**Challenge**
Search the entries below. Return every line that has "отримання" in it.

**Material provided**
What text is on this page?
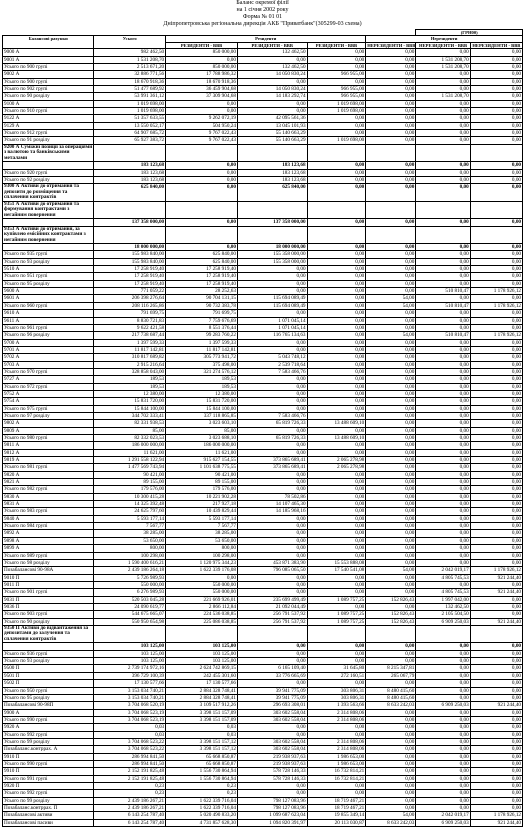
Баланс окремої філії
на 1 січня 2002 року
Форма № 01 01
Дніпропетровська регіональна дирекція АКБ "Приватбанк"(305299-03 схема)
						(ГРН00)	
Балансові рахунки	Усього	Резиденти			Нерезиденти		
		РЕЗИДЕНТИ - ВВВ	РЕЗИДЕНТИ - ВВВ	РЕЗИДЕНТИ - ВВВ	НЕРЕЗИДЕНТИ - ВВВ	НЕРЕЗИДЕНТИ - ВВВ	НЕРЕЗИДЕНТИ - ВВВ
9000 А	982 462,50	850 000,00	132 462,50	0,00	0,00	0,00	0,00
9001 А	1 531 208,70	0,00	0,00	0,00	0,00	1 531 208,70	0,00
Усього по 900 групі	2 513 671,20	850 000,00	132 462,50	0,00	0,00	1 531 208,70	0,00
9002 А	32 886 771,56	17 788 986,32	14 050 830,24	966 955,00	0,00	0,00	0,00
Усього по 900 групі	18 670 918,36	18 670 918,36	0,00	0,00	0,00	0,00	0,00
Усього по 902 групі	51 477 689,92	36 459 904,68	14 050 830,24	966 955,00	0,00	0,00	0,00
Усього по 90 розділу	53 991 361,12	37 309 904,68	14 183 292,74	966 955,00	0,00	1 531 208,70	0,00
9100 А	1 019 698,00	0,00	0,00	1 019 698,00	0,00	0,00	0,00
Усього по 910 групі	1 019 698,00	0,00	0,00	1 019 698,00	0,00	0,00	0,00
9122 А	51 357 633,55	9 262 072,19	42 095 561,36	0,00	0,00	0,00	0,00
9129 А	13 550 052,17	504 950,24	13 045 101,93	0,00	0,00	0,00	0,00
Усього по 912 групі	64 907 685,72	9 767 022,43	55 140 663,29	0,00	0,00	0,00	0,00
Усього по 91 розділу	65 927 383,72	9 767 022,43	55 140 663,29	1 019 698,00	0,00	0,00	0,00
9200 А Суміжні позиції за операціями з валютою та банківськими металами							
	183 123,68	0,00	183 123,68	0,00	0,00	0,00	0,00
Усього по 920 групі	183 123,68	0,00	183 123,68	0,00	0,00	0,00	0,00
Усього по 92 розділу	183 123,68	0,00	183 123,68	0,00	0,00	0,00	0,00
9300 А Активи до отримання та депозити до розміщення та сплачення контрактів	625 840,00	0,00	625 840,00	0,00	0,00	0,00	0,00
9351 А Активи до отримання та формування контрактами з негайним повернення							
	137 358 000,00	0,00	137 358 000,00	0,00	0,00	0,00	0,00
9353 А Активи до отримання, за купівлею емісійних контрактами з негайним повернення							
	18 000 000,00	0,00	18 000 000,00	0,00	0,00	0,00	0,00
Усього по 935 групі	155 983 840,00	625 840,00	155 358 000,00	0,00	0,00	0,00	0,00
Усього по 93 розділу	155 983 840,00	625 840,00	155 358 000,00	0,00	0,00	0,00	0,00
9510 А	17 258 919,40	17 258 919,40	0,00	0,00	0,00	0,00	0,00
Усього по 951 групі	17 258 919,40	17 258 919,40	0,00	0,00	0,00	0,00	0,00
Усього по 95 розділу	17 258 919,40	17 258 919,40	0,00	0,00	0,00	0,00	0,00
9600 А	771 059,22	28 252,63	0,00	0,00	0,00	510 810,47	1 178 926,12
9601 А	206 398 276,64	90 704 131,15	115 694 089,49	0,00	54,00	0,00	0,00
Усього по 960 групі	208 116 265,86	90 732 383,78	115 694 089,49	0,00	54,00	510 810,47	1 178 926,12
9610 А	791 699,75	791 699,75	0,00	0,00	0,00	0,00	0,00
9611 А	8 830 721,83	7 759 676,69	1 071 045,14	0,00	0,00	0,00	0,00
Усього по 961 групі	9 622 421,58	8 551 376,44	1 071 045,14	0,00	0,00	0,00	0,00
Усього по 96 розділу	217 738 687,44	99 283 760,22	116 765 134,63	0,00	54,00	510 810,47	1 178 926,12
9700 А	1 397 599,33	1 397 599,33	0,00	0,00	0,00	0,00	0,00
9701 А	11 817 142,81	11 817 142,81	0,00	0,00	0,00	0,00	0,00
9702 А	310 817 689,82	305 773 941,72	5 043 748,12	0,00	0,00	0,00	0,00
9703 А	2 915 216,64	375 498,00	2 539 718,64	0,00	0,00	0,00	0,00
Усього по 970 групі	328 858 043,00	321 274 576,12	7 583 466,76	0,00	0,00	0,00	0,00
9727 А	189,53	189,53	0,00	0,00	0,00	0,00	0,00
Усього по 972 групі	189,53	189,53	0,00	0,00	0,00	0,00	0,00
9752 А	12 380,00	12 380,00	0,00	0,00	0,00	0,00	0,00
9754 А	15 831 720,00	15 831 720,00	0,00	0,00	0,00	0,00	0,00
Усього по 975 групі	15 844 100,00	15 844 100,00	0,00	0,00	0,00	0,00	0,00
Усього по 97 розділу	344 702 333,41	337 118 865,85	7 583 466,76	0,00	0,00	0,00	0,00
9802 А	82 331 938,53	3 023 603,10	65 819 726,33	13 488 609,10	0,00	0,00	0,00
9809 А	85,00	85,00	0,00	0,00	0,00	0,00	0,00
Усього по 980 групі	82 332 023,53	3 023 688,10	65 819 726,33	13 488 609,10	0,00	0,00	0,00
9811 А	186 000 000,00	186 000 000,00	0,00	0,00	0,00	0,00	0,00
9812 А	11 621,00	11 621,00	0,00	0,00	0,00	0,00	0,00
9819 А	1 291 558 122,94	915 627 154,55	373 865 689,41	2 065 278,98	0,00	0,00	0,00
Усього по 981 групі	1 477 569 743,94	1 101 638 775,55	373 865 689,41	2 065 278,98	0,00	0,00	0,00
9820 А	90 421,00	90 421,00	0,00	0,00	0,00	0,00	0,00
9821 А	89 155,00	89 155,00	0,00	0,00	0,00	0,00	0,00
Усього по 982 групі	179 576,00	179 576,00	0,00	0,00	0,00	0,00	0,00
9830 А	10 300 415,28	10 221 902,28	78 502,86	0,00	0,00	0,00	0,00
9831 А	14 325 392,48	217 927,18	14 107 465,30	0,00	0,00	0,00	0,00
Усього по 983 групі	24 625 797,60	10 439 829,44	14 185 968,16	0,00	0,00	0,00	0,00
9840 А	5 593 177,14	5 593 177,14	0,00	0,00	0,00	0,00	0,00
Усього по 984 групі	7 567,77	7 567,77	0,00	0,00	0,00	0,00	0,00
9892 А	38 285,00	38 285,00	0,00	0,00	0,00	0,00	0,00
9898 А	53 650,00	53 650,00	0,00	0,00	0,00	0,00	0,00
9899 А	800,00	800,00	0,00	0,00	0,00	0,00	0,00
Усього по 989 групі	100 298,00	100 298,00	0,00	0,00	0,00	0,00	0,00
Усього по 98 розділу	1 590 400 616,21	1 120 975 344,23	453 871 383,90	15 553 888,08	0,00	0,00	0,00
Позабалансові 90-98А	2 439 186 264,18	1 622 339 176,08	796 085 065,50	17 540 541,08	54,00	2 042 019,17	1 178 926,12
9010 П	5 726 989,93	0,00	0,00	0,00	0,00	4 805 745,53	921 244,40
9011 П	550 000,00	550 000,00	0,00	0,00	0,00	0,00	0,00
Усього по 901 групі	6 276 989,93	550 000,00	0,00	0,00	0,00	4 805 745,53	921 244,40
9031 П	520 503 045,28	221 669 926,01	235 699 499,49	1 089 757,25	152 826,43	1 997 042,00	0,00
9036 П	24 090 619,77	2 866 112,84	21 092 044,49	0,00	0,00	132 462,50	0,00
Усього по 903 групі	544 675 665,07	224 536 038,85	256 791 537,92	1 089 757,25	152 826,43	2 105 504,50	0,00
Усього по 90 розділу	550 950 654,98	225 086 038,85	256 791 537,92	1 089 757,25	152 826,43	6 909 250,03	921 244,40
9350 П Активи до відвантаження за депозитами до залучення та сплачення контрактів							
	103 125,00	103 125,00	0,00	0,00	0,00	0,00	0,00
Усього по 936 групі	103 125,00	103 125,00	0,00	0,00	0,00	0,00	0,00
Усього по 93 розділу	103 125,00	103 125,00	0,00	0,00	0,00	0,00	0,00
9500 П	2 739 174 972,16	2 624 742 869,15	6 165 109,40	31 645,80	8 215 347,81	0,00	0,00
9501 П	396 729 100,39	242 455 301,60	33 776 665,69	272 160,51	265 067,79	0,00	0,00
9502 П	17 130 577,66	17 130 577,66	0,00	0,00	0,00	0,00	0,00
Усього по 950 групі	3 153 034 740,21	2 884 328 748,41	39 941 775,09	303 806,31	8 480 415,60	0,00	0,00
Усього по 95 розділу	3 153 034 740,21	2 884 328 748,41	39 941 775,09	303 806,31	8 480 415,60	0,00	0,00
Позабалансові 90-98П	3 704 068 520,19	3 109 517 912,26	296 693 308,01	1 393 563,66	8 633 242,03	6 909 250,03	921 244,40
9900 А	3 704 068 523,19	3 398 151 157,09	303 602 558,04	2 314 808,06	0,00	0,00	0,00
Усього по 990 групі	3 704 068 523,19	3 398 151 157,09	303 602 558,04	2 314 808,06	0,00	0,00	0,00
9920 А	0,03	0,03	0,00	0,00	0,00	0,00	0,00
Усього по 992 групі	0,03	0,03	0,00	0,00	0,00	0,00	0,00
Усього по 99 розділу	3 704 068 523,22	3 398 151 157,12	303 602 558,04	2 314 808,06	0,00	0,00	0,00
Позабаланс.контррах. А	3 704 068 523,22	3 398 151 157,12	303 602 558,04	2 314 808,06	0,00	0,00	0,00
9910 П	286 994 841,50	65 668 850,87	219 938 937,63	1 986 653,00	0,00	0,00	0,00
Усього по 990 групі	286 994 841,50	65 668 850,87	219 938 937,63	1 986 653,00	0,00	0,00	0,00
9910 П	2 152 191 825,48	1 556 730 864,94	578 728 146,33	16 732 814,21	0,00	0,00	0,00
Усього по 991 групі	2 152 191 825,48	1 556 730 864,94	578 728 146,33	16 732 814,21	0,00	0,00	0,00
9920 П	0,23	0,23	0,00	0,00	0,00	0,00	0,00
Усього по 992 групі	0,23	0,23	0,00	0,00	0,00	0,00	0,00
Усього по 99 розділу	2 439 186 267,21	1 622 339 716,04	798 127 083,96	18 719 467,21	0,00	0,00	0,00
Позабаланс.контррах. П	2 439 186 267,21	1 622 339 716,04	798 127 083,96	18 719 467,21	0,00	0,00	0,00
Позабалансові активи	6 143 254 787,40	5 020 490 833,20	1 099 687 623,04	19 855 349,14	54,00	2 042 019,17	1 178 926,12
Позабалансові пасиви	6 143 254 787,40	4 731 857 628,30	1 094 820 391,97	20 113 030,87	8 633 242,03	6 909 250,03	921 244,40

**The result**
9300 А Активи до отримання та депозити до розміщення та сплачення контрактів	625 840,00	0,00	625 840,00	0,00	0,00	0,00	0,00
9351 А Активи до отримання та формування контрактами з негайним повернення							
9353 А Активи до отримання, за купівлею емісійних контрактами з негайним повернення							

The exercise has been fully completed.